> **Task statement**:
Exactly repeat all the records below, omitting the images they hold.

---------------

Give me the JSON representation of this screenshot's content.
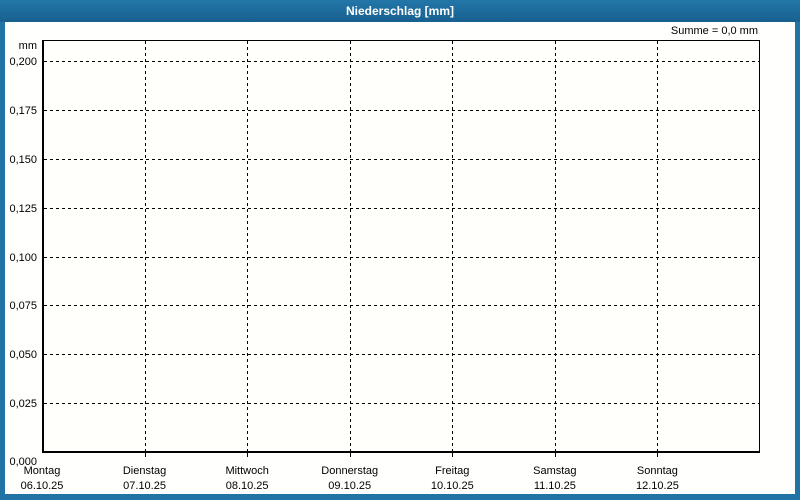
{
  "window": {
    "title": "Niederschlag [mm]"
  },
  "chart_data": {
    "type": "bar",
    "title": "Niederschlag [mm]",
    "ylabel": "mm",
    "sum_label": "Summe = 0,0 mm",
    "categories": [
      "Montag",
      "Dienstag",
      "Mittwoch",
      "Donnerstag",
      "Freitag",
      "Samstag",
      "Sonntag"
    ],
    "dates": [
      "06.10.25",
      "07.10.25",
      "08.10.25",
      "09.10.25",
      "10.10.25",
      "11.10.25",
      "12.10.25"
    ],
    "values": [
      0,
      0,
      0,
      0,
      0,
      0,
      0
    ],
    "ylim": [
      0,
      0.2
    ],
    "y_tick_step": 0.025,
    "y_ticks": [
      "0,000",
      "0,025",
      "0,050",
      "0,075",
      "0,100",
      "0,125",
      "0,150",
      "0,175",
      "0,200"
    ],
    "grid": "dashed",
    "legend": "none"
  },
  "colors": {
    "titlebar": "#1d6b9c",
    "frame": "#2273a5",
    "title_text": "#ffffff",
    "grid": "#000000",
    "text": "#000000",
    "background": "#fffffd",
    "plot_background": "#fffffb"
  }
}
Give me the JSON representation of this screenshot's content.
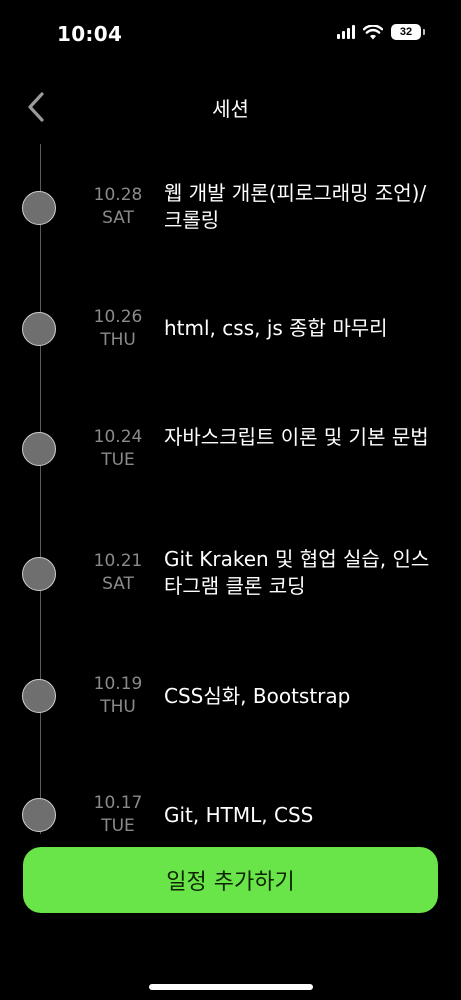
{
  "status_bar": {
    "time": "10:04",
    "battery": "32"
  },
  "header": {
    "title": "세션"
  },
  "sessions": [
    {
      "date": "10.28",
      "day": "SAT",
      "title": "웹 개발 개론(피로그래밍 조언)/크롤링"
    },
    {
      "date": "10.26",
      "day": "THU",
      "title": "html, css, js 종합 마무리"
    },
    {
      "date": "10.24",
      "day": "TUE",
      "title": "자바스크립트 이론 및 기본 문법"
    },
    {
      "date": "10.21",
      "day": "SAT",
      "title": "Git Kraken 및 협업 실습, 인스타그램 클론 코딩"
    },
    {
      "date": "10.19",
      "day": "THU",
      "title": "CSS심화, Bootstrap"
    },
    {
      "date": "10.17",
      "day": "TUE",
      "title": "Git, HTML, CSS"
    }
  ],
  "footer": {
    "add_label": "일정 추가하기"
  },
  "colors": {
    "accent": "#6ae549",
    "background": "#000000",
    "dot": "#6f6f6f",
    "date_text": "#8a8a8a"
  }
}
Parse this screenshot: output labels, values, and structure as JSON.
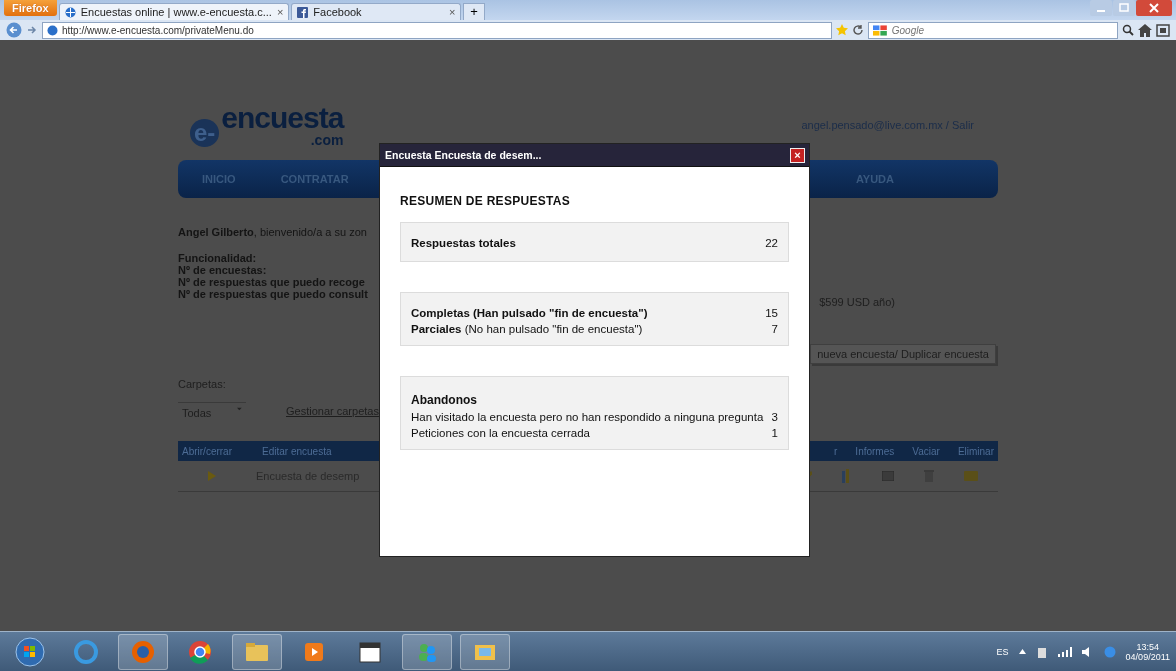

---------------

> **Written response**:
Give me the JSON representation of this screenshot's content.
{
  "window": {
    "title": "Niederschlag [mm]"
  },
  "chart_data": {
    "type": "bar",
    "title": "Niederschlag [mm]",
    "ylabel": "mm",
    "sum_label": "Summe = 0,0 mm",
    "categories": [
      "Montag",
      "Dienstag",
      "Mittwoch",
      "Donnerstag",
      "Freitag",
      "Samstag",
      "Sonntag"
    ],
    "dates": [
      "06.10.25",
      "07.10.25",
      "08.10.25",
      "09.10.25",
      "10.10.25",
      "11.10.25",
      "12.10.25"
    ],
    "values": [
      0,
      0,
      0,
      0,
      0,
      0,
      0
    ],
    "ylim": [
      0,
      0.2
    ],
    "y_tick_step": 0.025,
    "y_ticks": [
      "0,000",
      "0,025",
      "0,050",
      "0,075",
      "0,100",
      "0,125",
      "0,150",
      "0,175",
      "0,200"
    ],
    "grid": "dashed",
    "legend": "none"
  },
  "colors": {
    "titlebar": "#1d6b9c",
    "frame": "#2273a5",
    "title_text": "#ffffff",
    "grid": "#000000",
    "text": "#000000",
    "background": "#fffffd",
    "plot_background": "#fffffb"
  }
}
Give me the JSON representation of this screenshot's content.
{
  "status_bar": {
    "time": "10:04",
    "battery": "32"
  },
  "header": {
    "title": "세션"
  },
  "sessions": [
    {
      "date": "10.28",
      "day": "SAT",
      "title": "웹 개발 개론(피로그래밍 조언)/크롤링"
    },
    {
      "date": "10.26",
      "day": "THU",
      "title": "html, css, js 종합 마무리"
    },
    {
      "date": "10.24",
      "day": "TUE",
      "title": "자바스크립트 이론 및 기본 문법"
    },
    {
      "date": "10.21",
      "day": "SAT",
      "title": "Git Kraken 및 협업 실습, 인스타그램 클론 코딩"
    },
    {
      "date": "10.19",
      "day": "THU",
      "title": "CSS심화, Bootstrap"
    },
    {
      "date": "10.17",
      "day": "TUE",
      "title": "Git, HTML, CSS"
    }
  ],
  "footer": {
    "add_label": "일정 추가하기"
  },
  "colors": {
    "accent": "#6ae549",
    "background": "#000000",
    "dot": "#6f6f6f",
    "date_text": "#8a8a8a"
  }
}
Parse this screenshot: output labels, values, and structure as JSON.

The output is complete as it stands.